## START MATERIAL FOR THE TASK

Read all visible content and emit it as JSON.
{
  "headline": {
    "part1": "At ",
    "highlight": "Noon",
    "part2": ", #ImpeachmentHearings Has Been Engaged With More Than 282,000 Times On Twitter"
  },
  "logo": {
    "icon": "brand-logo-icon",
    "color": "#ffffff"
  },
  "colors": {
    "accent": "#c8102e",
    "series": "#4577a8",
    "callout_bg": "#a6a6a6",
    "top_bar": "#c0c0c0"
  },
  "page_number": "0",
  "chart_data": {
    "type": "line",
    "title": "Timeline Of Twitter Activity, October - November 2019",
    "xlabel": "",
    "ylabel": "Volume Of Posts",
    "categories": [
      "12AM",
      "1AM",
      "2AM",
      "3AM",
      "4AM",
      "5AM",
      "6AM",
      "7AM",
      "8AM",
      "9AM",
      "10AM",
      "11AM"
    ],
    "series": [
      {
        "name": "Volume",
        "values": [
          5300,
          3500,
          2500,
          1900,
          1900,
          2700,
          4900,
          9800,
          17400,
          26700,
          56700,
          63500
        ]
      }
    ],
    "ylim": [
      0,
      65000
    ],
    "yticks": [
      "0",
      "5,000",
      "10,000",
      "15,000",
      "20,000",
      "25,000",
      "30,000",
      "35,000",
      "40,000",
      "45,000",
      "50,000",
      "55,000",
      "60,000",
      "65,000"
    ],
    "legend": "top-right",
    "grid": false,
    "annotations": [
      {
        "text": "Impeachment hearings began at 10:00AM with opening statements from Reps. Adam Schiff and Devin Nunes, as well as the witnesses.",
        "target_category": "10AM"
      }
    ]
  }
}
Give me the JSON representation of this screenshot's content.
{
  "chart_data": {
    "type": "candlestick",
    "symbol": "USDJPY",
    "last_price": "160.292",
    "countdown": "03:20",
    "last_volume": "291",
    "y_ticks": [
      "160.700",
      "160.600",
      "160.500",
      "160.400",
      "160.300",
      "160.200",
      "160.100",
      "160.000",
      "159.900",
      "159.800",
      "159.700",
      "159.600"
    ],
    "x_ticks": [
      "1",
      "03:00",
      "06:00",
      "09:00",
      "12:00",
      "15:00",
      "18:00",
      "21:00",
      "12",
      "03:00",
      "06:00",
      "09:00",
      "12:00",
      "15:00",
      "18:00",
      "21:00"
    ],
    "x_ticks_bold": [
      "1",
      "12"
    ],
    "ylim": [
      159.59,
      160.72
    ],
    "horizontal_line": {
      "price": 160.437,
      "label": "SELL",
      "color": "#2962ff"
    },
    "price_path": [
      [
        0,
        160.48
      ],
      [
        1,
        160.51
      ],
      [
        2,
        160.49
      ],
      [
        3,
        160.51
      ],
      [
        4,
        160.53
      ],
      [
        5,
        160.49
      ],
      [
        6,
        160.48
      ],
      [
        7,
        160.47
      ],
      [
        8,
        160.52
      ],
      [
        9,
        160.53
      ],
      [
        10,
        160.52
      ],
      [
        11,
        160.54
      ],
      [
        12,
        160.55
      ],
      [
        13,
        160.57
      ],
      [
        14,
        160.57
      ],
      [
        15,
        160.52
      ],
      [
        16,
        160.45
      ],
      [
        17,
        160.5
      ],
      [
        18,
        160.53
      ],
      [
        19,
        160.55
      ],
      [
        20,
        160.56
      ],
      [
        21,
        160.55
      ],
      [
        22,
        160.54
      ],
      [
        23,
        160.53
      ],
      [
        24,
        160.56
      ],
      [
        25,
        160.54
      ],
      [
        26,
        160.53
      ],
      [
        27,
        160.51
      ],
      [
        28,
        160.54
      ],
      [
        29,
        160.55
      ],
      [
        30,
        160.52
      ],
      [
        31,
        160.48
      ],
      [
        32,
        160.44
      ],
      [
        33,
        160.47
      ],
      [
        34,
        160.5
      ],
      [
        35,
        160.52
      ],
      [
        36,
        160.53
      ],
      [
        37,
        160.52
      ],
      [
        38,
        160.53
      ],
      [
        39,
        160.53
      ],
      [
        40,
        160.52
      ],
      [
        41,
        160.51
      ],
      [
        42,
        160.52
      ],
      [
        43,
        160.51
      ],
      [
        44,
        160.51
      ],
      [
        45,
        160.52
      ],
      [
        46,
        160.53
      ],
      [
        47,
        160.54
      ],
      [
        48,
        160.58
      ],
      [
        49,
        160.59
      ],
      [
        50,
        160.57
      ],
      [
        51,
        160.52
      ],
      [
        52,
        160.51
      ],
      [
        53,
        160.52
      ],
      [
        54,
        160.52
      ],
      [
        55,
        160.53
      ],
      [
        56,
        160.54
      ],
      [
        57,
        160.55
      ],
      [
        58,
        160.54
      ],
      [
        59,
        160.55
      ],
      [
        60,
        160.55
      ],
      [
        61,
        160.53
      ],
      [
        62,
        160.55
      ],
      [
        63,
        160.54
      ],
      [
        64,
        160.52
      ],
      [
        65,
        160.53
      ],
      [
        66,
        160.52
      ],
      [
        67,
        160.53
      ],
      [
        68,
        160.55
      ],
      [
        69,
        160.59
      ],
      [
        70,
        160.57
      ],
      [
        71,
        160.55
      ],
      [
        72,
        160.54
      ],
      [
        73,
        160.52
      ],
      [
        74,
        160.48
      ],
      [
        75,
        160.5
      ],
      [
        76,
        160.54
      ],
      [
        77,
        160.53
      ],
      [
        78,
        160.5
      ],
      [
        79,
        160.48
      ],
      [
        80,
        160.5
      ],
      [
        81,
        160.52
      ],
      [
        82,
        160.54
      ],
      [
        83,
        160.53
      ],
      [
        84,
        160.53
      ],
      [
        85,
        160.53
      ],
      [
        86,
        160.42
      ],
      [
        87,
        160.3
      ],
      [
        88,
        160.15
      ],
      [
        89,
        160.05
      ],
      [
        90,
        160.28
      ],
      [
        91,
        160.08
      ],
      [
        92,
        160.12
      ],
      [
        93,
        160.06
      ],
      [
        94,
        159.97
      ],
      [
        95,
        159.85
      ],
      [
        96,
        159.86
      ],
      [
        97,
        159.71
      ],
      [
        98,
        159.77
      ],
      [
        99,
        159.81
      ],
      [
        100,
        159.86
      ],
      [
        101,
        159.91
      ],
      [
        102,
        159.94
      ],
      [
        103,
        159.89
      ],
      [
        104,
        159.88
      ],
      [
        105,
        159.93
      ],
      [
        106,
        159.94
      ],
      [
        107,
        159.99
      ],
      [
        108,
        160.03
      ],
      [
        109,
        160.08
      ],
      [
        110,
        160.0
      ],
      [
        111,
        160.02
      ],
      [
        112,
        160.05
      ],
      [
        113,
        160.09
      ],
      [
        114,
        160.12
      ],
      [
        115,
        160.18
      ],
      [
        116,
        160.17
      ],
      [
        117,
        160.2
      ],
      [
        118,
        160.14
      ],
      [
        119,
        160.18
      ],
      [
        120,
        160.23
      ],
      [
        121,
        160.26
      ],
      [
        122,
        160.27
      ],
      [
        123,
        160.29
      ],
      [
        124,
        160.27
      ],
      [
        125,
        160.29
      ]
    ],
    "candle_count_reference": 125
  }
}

## END MATERIAL FOR THE TASK

WHAT IS EXPECTED:
Collect every line from the records above that contains the word "Twitter".

RESULT FOR THIS EXERCISE:
    "part2": ", #ImpeachmentHearings Has Been Engaged With More Than 282,000 Times On Twitter"
    "title": "Timeline Of Twitter Activity, October - November 2019",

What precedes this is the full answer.